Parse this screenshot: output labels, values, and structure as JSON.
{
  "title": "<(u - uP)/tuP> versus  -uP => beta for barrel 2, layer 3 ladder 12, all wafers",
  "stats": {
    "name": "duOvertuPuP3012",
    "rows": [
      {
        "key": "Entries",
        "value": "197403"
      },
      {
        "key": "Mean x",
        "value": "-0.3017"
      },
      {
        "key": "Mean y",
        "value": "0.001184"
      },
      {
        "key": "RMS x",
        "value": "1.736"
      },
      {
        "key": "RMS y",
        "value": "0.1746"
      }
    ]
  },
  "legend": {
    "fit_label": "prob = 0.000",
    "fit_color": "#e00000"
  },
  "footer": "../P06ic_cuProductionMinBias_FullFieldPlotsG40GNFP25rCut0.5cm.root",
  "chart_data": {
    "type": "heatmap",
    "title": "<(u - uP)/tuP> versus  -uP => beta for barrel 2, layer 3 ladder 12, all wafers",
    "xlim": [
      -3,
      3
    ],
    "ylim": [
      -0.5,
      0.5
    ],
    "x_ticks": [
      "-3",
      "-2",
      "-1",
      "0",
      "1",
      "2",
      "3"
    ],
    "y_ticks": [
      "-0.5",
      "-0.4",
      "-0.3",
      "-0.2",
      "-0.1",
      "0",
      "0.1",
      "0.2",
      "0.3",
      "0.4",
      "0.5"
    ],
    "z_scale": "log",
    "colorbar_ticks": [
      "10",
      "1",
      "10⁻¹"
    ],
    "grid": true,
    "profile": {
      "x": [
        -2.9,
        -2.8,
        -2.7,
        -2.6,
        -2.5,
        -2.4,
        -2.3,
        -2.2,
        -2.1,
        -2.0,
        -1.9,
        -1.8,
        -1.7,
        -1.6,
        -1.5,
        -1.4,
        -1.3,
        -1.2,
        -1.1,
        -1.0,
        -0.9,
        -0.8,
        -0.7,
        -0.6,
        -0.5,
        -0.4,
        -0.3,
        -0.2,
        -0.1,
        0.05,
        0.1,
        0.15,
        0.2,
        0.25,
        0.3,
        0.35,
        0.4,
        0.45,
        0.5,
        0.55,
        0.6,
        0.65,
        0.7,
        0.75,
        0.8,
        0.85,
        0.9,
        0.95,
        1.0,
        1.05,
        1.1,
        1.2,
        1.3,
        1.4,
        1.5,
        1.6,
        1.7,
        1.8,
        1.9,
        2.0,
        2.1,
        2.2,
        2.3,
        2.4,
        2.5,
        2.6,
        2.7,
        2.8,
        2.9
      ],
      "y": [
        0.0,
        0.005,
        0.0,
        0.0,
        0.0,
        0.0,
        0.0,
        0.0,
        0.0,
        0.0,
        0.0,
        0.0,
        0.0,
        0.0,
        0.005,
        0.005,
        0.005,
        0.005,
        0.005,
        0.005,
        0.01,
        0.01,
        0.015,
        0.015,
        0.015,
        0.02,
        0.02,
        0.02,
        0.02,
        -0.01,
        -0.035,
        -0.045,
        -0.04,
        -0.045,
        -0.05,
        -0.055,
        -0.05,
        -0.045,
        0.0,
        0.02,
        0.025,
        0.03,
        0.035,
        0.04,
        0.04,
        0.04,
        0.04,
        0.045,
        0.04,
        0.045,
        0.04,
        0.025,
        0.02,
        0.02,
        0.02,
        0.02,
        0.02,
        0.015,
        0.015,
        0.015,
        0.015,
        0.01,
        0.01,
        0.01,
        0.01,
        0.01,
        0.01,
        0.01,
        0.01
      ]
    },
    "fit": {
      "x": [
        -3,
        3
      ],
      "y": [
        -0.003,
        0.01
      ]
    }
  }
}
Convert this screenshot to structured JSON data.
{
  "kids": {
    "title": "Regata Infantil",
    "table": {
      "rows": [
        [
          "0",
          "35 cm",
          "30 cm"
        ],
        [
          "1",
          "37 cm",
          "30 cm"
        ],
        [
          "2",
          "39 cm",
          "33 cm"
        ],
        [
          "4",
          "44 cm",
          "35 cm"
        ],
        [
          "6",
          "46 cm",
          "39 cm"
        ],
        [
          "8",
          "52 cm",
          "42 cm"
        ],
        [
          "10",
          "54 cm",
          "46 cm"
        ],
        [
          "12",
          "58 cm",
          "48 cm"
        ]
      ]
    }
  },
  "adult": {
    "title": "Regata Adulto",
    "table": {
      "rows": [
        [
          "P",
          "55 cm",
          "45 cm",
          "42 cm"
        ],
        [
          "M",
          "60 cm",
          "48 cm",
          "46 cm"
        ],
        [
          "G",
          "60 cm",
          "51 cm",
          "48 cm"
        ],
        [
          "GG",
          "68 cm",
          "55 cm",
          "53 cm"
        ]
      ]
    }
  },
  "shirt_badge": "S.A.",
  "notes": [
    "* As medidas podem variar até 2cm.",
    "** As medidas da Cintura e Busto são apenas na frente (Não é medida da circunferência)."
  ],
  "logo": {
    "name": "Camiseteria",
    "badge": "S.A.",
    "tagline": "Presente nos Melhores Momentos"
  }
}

________________________

§ PROBLEM DETAILS
Copy every line of the records above that contains "name".

§ FULL ANSWER
    "name": "duOvertuPuP3012",
    "name": "Camiseteria",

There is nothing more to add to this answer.